Problem requirements ▸ Wherever a line in the data below holds "санитарная", copy that line.

[Extracted data entries]
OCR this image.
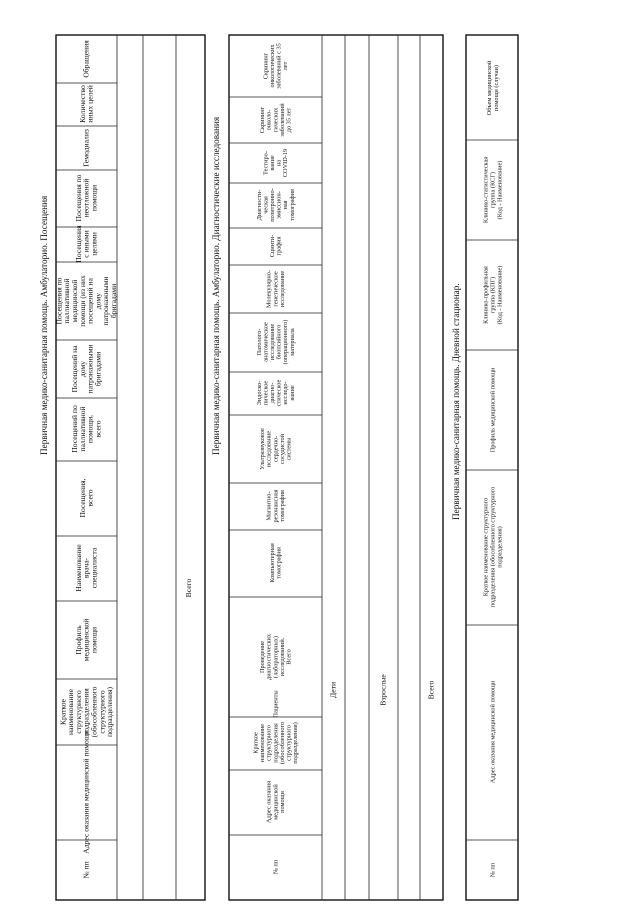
Первичная медико-санитарная помощь. Амбулаторио. Посещения
№ пп
Адрес оказания медицинской помощи
Краткоенаименованиеструктурногоподразделения(обособленногоструктурногоподразделения)
Профильмедицинскойпомощи
Наименованиеврача-специалиста
Посещения,всего
Посещений попаллиативнойпомощи,всего
Посещений надомупатронажнымибригадами
Посещения попаллиативноймедицинскойпомощи (из нихпосещений надомупатронажнымибригадами
Посещенияс инымицелями
Посещения понеотложнойпомощи
Гемодиализ
Количествоиных целей
Обращения
Всего
Первичная медико-санитарная помощь. Амбулаторио. Диагностические исследования
№ пп
Адрес оказаниямедицинскойпомощи
Краткоенаименованиеструктурногоподразделения(обособленногоструктурногоподразделения)
Пациенты
Проведениедиагностических(лабораторных)исследований.Всего
Компьютернаятомография
Магнитно-резонанснаятомография
Ультразвуковоеисследованиесердечно-сосудистойсистемы
Эндоско-пическоедиагно-стическоеисследо-вание
Патолого-анатомическоеисследованиебиопсийного(операционного)материала
Молекулярно-генетическоеисследование
Сцинти-графия
Диагности-ческаяпозитронно-эмиссион-наятомография
Тестиро-ваниенаCOVID-19
Скринингонколо-гическихзаболеванийдо 35 лет
Скринингонкологическихзаболеваний с 35лет
Дети	Взрослые	Всего
Первичная медико-санитарная помощь. Дневной стационар.
№ пп
Адрес оказания медицинской помощи
Краткое наименование структурногоподразделения (обособленного структурногоподразделения)
Профиль медицинской помощи
Клинико-профильнаягруппа (КПГ)(Код - Наименование)
Клинико-статистическаягруппа (КСГ)(Код - Наименование)
Объем медицинскойпомощи (случаи)
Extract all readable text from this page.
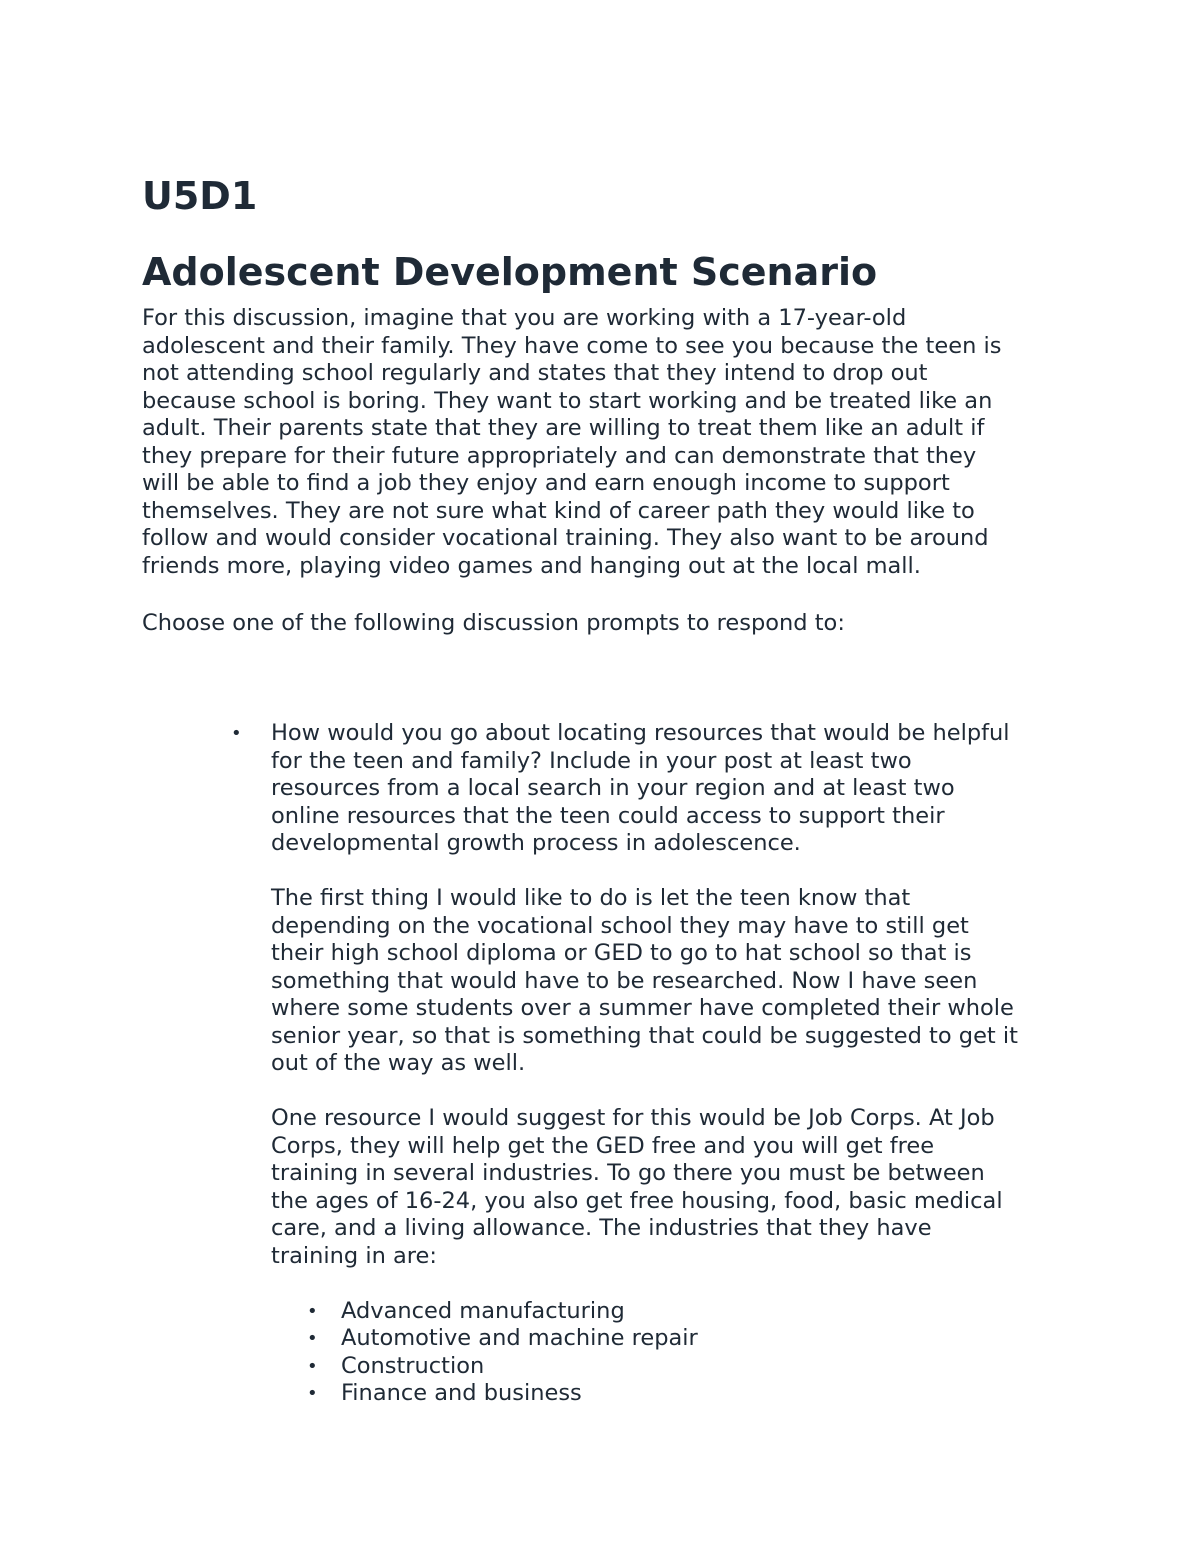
U5D1
Adolescent Development Scenario
For this discussion, imagine that you are working with a 17-year-old
adolescent and their family. They have come to see you because the teen is
not attending school regularly and states that they intend to drop out
because school is boring. They want to start working and be treated like an
adult. Their parents state that they are willing to treat them like an adult if
they prepare for their future appropriately and can demonstrate that they
will be able to find a job they enjoy and earn enough income to support
themselves. They are not sure what kind of career path they would like to
follow and would consider vocational training. They also want to be around
friends more, playing video games and hanging out at the local mall.

Choose one of the following discussion prompts to respond to:

• How would you go about locating resources that would be helpful
for the teen and family? Include in your post at least two
resources from a local search in your region and at least two
online resources that the teen could access to support their
developmental growth process in adolescence.
The first thing I would like to do is let the teen know that
depending on the vocational school they may have to still get
their high school diploma or GED to go to hat school so that is
something that would have to be researched. Now I have seen
where some students over a summer have completed their whole
senior year, so that is something that could be suggested to get it
out of the way as well.
One resource I would suggest for this would be Job Corps. At Job
Corps, they will help get the GED free and you will get free
training in several industries. To go there you must be between
the ages of 16-24, you also get free housing, food, basic medical
care, and a living allowance. The industries that they have
training in are:
• Advanced manufacturing
• Automotive and machine repair
• Construction
• Finance and business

Exercise result ▸
Первичная медико-санитарная помощь. Амбулаторио. Посещения
Первичная медико-санитарная помощь. Амбулаторио. Диагностические исследования
Первичная медико-санитарная помощь. Дневной стационар.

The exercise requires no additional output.